── Given records
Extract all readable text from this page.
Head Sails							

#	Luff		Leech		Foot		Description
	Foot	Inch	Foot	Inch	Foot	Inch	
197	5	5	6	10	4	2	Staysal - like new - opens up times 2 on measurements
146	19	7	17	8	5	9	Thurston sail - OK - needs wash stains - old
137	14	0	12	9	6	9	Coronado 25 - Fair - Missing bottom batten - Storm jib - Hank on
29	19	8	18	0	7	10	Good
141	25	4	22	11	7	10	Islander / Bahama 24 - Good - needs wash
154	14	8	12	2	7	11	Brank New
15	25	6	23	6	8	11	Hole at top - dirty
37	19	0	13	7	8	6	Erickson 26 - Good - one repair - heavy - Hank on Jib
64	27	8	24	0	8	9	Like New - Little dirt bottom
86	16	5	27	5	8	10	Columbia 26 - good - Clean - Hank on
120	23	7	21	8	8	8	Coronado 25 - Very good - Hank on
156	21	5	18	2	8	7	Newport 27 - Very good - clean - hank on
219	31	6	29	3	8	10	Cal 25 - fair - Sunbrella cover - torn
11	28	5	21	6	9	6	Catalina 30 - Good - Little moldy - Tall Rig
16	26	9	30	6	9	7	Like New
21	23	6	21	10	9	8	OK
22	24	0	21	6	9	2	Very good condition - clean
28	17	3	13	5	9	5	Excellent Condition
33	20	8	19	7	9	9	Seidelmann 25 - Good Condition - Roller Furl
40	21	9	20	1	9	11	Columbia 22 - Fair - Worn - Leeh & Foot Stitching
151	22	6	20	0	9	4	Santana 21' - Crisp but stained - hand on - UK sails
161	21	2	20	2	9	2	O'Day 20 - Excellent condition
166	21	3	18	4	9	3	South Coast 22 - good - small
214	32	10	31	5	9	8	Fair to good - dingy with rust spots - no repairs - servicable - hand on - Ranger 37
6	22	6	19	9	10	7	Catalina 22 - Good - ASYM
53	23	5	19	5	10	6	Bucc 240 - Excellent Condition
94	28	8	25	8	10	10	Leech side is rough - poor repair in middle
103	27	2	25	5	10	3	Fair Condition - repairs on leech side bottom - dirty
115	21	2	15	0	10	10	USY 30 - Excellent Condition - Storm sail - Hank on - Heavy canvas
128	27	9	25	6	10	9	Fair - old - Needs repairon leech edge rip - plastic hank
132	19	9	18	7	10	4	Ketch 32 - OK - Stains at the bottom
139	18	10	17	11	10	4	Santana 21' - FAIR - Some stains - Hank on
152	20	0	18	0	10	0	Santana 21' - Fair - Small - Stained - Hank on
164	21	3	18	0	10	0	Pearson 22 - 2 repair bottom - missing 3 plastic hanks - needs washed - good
────
--- Instructions for the task ---
Copy each line of the records containing the string "Very".

--- Output of the exercise ---
120	23	7	21	8	8	8	Coronado 25 - Very good - Hank on
156	21	5	18	2	8	7	Newport 27 - Very good - clean - hank on
22	24	0	21	6	9	2	Very good condition - clean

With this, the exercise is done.